SET PROBLEM:
Count the lines below that include the word "Número" and write that number alone.

INPUT RECORDS:
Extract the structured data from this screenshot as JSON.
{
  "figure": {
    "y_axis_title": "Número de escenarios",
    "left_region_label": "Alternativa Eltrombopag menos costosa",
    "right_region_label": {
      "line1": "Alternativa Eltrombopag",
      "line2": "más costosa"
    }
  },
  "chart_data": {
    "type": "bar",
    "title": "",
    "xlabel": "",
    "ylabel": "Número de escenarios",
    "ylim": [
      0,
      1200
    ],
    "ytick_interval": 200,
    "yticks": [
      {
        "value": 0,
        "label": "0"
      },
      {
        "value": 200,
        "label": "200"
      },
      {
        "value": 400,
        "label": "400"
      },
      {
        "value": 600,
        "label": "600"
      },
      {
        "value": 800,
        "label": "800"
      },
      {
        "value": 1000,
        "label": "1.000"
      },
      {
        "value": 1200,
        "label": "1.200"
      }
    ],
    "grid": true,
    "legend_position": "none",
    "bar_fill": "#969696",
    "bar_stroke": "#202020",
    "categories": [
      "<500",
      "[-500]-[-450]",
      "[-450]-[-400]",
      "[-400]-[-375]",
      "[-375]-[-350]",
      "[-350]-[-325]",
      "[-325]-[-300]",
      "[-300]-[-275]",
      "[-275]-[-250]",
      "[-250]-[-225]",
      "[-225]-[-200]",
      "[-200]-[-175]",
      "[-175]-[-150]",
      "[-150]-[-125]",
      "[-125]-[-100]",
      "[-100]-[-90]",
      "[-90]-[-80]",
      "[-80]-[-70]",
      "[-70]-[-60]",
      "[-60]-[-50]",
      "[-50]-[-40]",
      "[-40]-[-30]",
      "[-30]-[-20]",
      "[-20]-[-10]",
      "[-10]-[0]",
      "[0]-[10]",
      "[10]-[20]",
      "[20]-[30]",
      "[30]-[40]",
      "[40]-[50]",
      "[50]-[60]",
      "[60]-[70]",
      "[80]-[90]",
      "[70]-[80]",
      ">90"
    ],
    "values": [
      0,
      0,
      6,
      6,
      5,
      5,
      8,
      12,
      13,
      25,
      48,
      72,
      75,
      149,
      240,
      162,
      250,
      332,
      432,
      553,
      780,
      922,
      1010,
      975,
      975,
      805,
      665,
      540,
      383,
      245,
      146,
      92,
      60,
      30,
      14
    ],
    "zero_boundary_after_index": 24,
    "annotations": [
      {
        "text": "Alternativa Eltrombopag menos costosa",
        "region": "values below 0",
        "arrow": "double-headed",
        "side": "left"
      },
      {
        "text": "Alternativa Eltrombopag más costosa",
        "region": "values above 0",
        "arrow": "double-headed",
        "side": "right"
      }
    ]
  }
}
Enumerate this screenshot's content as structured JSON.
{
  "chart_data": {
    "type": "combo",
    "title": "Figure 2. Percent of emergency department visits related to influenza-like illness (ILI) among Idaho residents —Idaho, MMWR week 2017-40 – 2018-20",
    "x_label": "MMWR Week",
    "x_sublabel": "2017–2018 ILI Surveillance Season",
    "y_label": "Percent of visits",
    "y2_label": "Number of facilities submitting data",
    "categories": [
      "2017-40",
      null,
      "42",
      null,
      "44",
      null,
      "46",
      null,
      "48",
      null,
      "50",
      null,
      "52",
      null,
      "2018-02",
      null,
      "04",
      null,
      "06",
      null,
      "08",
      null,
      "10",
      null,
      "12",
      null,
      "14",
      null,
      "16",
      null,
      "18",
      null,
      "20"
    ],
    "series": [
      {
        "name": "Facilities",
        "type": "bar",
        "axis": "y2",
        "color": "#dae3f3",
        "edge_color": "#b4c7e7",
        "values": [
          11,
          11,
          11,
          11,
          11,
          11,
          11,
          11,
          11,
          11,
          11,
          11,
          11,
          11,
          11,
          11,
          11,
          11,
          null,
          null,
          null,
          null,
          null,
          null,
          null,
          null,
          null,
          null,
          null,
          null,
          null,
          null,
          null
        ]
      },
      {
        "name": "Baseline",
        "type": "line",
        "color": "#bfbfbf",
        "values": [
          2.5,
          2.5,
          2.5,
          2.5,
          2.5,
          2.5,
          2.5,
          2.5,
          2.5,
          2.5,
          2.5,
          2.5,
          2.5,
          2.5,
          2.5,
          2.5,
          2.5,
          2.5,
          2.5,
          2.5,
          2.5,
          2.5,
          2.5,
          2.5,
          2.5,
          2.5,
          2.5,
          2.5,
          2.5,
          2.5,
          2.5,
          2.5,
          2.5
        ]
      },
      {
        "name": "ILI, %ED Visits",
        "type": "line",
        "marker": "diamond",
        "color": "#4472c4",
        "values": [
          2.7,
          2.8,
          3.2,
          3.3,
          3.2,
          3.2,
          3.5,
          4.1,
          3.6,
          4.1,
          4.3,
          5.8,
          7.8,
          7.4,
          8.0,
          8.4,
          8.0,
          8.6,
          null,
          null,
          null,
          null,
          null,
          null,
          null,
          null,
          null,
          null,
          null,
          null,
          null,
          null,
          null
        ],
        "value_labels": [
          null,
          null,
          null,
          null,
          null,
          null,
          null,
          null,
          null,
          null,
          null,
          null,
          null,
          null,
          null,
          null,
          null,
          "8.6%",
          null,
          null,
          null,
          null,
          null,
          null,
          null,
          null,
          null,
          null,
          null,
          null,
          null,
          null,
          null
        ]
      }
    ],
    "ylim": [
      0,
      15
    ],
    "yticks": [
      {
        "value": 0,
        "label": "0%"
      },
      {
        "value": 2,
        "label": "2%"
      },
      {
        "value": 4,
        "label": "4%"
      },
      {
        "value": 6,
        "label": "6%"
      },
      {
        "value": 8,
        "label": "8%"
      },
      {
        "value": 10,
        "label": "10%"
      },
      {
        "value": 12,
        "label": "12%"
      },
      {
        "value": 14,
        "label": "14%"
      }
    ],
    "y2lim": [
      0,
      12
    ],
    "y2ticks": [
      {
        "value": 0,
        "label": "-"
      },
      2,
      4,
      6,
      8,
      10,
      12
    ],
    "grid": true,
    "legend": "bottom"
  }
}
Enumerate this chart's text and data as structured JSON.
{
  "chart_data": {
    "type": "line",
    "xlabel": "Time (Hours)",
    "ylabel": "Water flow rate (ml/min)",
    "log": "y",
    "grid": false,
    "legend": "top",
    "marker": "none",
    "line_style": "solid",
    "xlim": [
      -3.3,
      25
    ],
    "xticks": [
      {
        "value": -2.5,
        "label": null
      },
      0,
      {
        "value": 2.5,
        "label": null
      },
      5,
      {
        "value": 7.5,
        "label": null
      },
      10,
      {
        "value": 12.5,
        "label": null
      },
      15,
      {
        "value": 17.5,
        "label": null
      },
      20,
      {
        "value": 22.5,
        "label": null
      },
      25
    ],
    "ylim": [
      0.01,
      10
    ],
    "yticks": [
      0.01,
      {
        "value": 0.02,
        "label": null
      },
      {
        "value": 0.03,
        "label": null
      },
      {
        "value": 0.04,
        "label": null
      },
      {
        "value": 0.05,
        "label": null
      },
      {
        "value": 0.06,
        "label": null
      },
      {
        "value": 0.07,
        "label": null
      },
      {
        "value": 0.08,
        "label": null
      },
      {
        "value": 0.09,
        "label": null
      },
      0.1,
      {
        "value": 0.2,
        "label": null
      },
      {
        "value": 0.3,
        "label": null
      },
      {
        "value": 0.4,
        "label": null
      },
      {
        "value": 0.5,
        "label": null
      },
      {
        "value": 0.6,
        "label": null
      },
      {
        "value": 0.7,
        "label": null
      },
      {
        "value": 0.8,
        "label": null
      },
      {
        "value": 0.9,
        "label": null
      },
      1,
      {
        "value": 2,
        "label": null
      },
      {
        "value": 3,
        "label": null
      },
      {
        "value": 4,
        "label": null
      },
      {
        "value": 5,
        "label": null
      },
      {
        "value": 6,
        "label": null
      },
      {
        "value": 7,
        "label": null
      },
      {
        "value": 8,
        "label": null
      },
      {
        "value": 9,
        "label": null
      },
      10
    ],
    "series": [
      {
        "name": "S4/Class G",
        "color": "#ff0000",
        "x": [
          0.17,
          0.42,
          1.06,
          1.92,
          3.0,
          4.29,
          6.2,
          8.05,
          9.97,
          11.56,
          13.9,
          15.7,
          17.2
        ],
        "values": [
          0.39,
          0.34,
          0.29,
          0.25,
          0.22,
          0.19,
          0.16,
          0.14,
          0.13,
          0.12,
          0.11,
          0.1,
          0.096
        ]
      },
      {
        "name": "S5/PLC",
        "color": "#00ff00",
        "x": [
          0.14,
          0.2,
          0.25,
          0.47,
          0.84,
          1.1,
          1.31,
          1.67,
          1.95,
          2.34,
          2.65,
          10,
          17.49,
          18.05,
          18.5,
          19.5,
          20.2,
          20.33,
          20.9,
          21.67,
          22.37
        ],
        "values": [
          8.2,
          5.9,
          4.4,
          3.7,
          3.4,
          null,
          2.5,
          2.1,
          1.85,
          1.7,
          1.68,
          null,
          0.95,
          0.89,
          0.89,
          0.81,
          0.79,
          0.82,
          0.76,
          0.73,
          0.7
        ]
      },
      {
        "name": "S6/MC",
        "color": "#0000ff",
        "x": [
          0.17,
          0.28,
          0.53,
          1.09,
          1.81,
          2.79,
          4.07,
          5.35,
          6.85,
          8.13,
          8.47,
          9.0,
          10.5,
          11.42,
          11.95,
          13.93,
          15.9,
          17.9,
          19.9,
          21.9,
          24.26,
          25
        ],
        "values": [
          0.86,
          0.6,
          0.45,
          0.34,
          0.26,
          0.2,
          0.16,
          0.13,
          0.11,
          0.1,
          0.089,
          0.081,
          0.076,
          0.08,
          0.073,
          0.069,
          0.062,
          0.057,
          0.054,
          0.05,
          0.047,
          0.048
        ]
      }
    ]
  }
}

SOLVED PROBLEM:
2